**TEXTO DA PÁGINA:**
********
Mas, em 1975, os quilombolas resolveram buscar o direito ao seu território devido aos constantes conflitos que vinham enfrentando contra grileiros: representantes foram ao Idago (Instituto de Desenvolvimento Agrário de Goiás), então presidido pelo advogado e professor de Direito Agrário Aldo Azevedo Soares, para solicitar a titulação de posse coletiva. Segundo a Associação Quilombo Kalunga (AQK), a grilagem das terras dos quilombolas começou em 1940, mas ganhou força a partir da fundação de Brasília em 1960. A proximidade da região com a capital do Brasil atraiu pessoas em busca de terras, que encontraram, naquela região bela e isolada ao norte de Goiás, condições propícias para fraudar documentos, negociar áreas em reservas naturais e se apropriar indevidamente dos territórios de quilombolas e indígenas.

A antropóloga Mari Baiochi em visita ao Kalunga no começo dos anos 1980: trabalho decisivo para reconhecimento do território quilombola (Foto: Reprodução / Asssociação Quilombola Kalunga)
A antropóloga Mari Baiochi em visita ao Kalunga no começo dos anos 1980: trabalho decisivo para reconhecimento do território quilombola (Foto: Reprodução / Asssociação Quilombola Kalunga)

Somente com o trabalho de pesquisa de doutorado em antropologia de Mari de Nasaré Baiocchi pela Universidade Federal de Goiás, o processo avançou para o reconhecimento do território quilombola Kalunga, que ganhou demarcação e mapeamento, No início dos anos 1980, neste período Mari Baiocchi estabeleceu contato com os quilombolas Kalunga, visitou a região, percorrendo as serras e vãos da Chapada dos Veadeiros.

As pesquisas de campo, lideradas pela antropóloga, contribuíram para remontar toda história dos negros em Goiás, e foram responsáveis pela inclusão oficial dos Kalunga na sociedade, adquirindo direitos de cidadania e visibilidade perante aos órgãos oficiais – as primeiras titulações, realizadas em 2005, tiveram como base o mapeamento feito na década de 1980. Mari Baiocchi reuniu no livro Kalunga Povo da Terra – publicado pela UFG em 1999 – material riquíssimo em informações e imagens retratando vida, cultura, festividades, religião e outros dados e detalhes sobre os quilombolas da região e sua história desde o século XVIII.
********
**REGISTROS BRUTOS:**

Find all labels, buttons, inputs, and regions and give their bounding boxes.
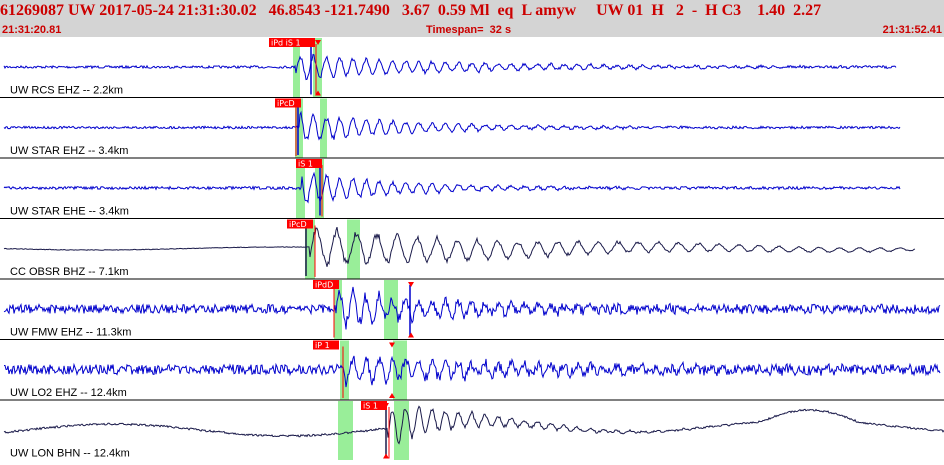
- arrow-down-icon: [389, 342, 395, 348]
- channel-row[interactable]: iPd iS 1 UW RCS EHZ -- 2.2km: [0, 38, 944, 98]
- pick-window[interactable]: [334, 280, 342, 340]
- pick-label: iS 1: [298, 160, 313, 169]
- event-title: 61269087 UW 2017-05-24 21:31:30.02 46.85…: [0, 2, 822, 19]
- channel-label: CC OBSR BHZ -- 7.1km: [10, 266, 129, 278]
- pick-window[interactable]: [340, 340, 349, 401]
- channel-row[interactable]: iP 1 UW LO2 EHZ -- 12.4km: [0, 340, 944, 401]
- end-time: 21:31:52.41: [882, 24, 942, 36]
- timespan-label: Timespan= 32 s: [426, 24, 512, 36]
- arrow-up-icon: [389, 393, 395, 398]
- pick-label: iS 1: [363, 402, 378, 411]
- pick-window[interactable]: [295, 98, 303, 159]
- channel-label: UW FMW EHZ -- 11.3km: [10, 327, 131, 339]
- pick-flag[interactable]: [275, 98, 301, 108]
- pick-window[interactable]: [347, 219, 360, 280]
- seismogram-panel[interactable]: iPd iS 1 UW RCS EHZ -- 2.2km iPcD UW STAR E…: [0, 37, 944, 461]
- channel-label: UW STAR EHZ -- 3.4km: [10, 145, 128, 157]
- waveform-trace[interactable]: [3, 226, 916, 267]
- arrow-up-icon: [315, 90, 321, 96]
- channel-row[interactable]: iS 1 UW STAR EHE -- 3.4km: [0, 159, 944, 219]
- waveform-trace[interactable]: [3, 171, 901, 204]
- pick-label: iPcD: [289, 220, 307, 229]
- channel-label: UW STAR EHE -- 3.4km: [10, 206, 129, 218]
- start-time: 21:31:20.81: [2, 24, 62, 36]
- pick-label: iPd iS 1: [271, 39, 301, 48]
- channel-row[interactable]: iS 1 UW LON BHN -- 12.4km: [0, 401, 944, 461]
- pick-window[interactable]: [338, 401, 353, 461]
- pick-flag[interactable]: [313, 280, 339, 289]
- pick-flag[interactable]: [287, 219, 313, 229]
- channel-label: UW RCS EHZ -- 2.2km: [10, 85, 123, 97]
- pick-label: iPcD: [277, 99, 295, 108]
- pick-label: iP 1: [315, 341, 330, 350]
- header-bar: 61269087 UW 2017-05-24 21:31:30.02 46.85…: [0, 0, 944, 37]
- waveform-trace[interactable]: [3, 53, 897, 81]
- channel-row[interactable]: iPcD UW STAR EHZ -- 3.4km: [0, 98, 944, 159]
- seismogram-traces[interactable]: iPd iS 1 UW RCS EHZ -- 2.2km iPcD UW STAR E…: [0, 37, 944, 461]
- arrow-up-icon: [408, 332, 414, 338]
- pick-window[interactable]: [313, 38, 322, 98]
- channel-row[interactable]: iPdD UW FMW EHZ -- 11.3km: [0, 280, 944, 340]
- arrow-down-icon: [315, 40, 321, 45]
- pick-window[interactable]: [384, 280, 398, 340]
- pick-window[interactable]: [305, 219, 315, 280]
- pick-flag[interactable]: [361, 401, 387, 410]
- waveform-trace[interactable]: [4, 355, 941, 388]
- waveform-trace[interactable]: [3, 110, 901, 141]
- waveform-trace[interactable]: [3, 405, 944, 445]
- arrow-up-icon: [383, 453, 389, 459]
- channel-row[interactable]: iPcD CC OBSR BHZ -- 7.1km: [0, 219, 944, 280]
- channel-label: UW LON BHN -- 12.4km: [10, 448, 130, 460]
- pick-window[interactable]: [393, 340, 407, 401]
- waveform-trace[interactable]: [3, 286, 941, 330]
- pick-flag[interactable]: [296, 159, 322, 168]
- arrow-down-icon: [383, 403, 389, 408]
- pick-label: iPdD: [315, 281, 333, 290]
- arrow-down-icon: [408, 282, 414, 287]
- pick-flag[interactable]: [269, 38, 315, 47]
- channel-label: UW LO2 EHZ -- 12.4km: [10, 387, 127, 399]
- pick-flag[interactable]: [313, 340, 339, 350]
********
**TAREFA SOLICITADA A:** Com base no texto sobre o quilombo Kalunga, explique, em uma a três frases, por que os quilombolas decidiram buscar o direito ao seu território em 1975.
**TAREFA SOLICITADA B:** Transcreva, sem qualquer alteração, o trecho do texto sobre o quilombo Kalunga que se inicia com as palavras que contêm "Somente com o" e se encerra com "Chapada dos Veadeiros.".
Os registros não têm relação com esta atividade.

**RESPOSTA CORRETA A:** Os quilombolas decidiram buscar o direito ao seu território por causa dos constantes conflitos que vinham enfrentando contra grileiros. Para isso, representantes foram ao Idago solicitar a titulação de posse coletiva.

**RESPOSTA CORRETA B:**
Somente com o trabalho de pesquisa de doutorado em antropologia de Mari de Nasaré Baiocchi pela Universidade Federal de Goiás, o processo avançou para o reconhecimento do território quilombola Kalunga, que ganhou demarcação e mapeamento, No início dos anos 1980, neste período Mari Baiocchi estabeleceu contato com os quilombolas Kalunga, visitou a região, percorrendo as serras e vãos da Chapada dos Veadeiros.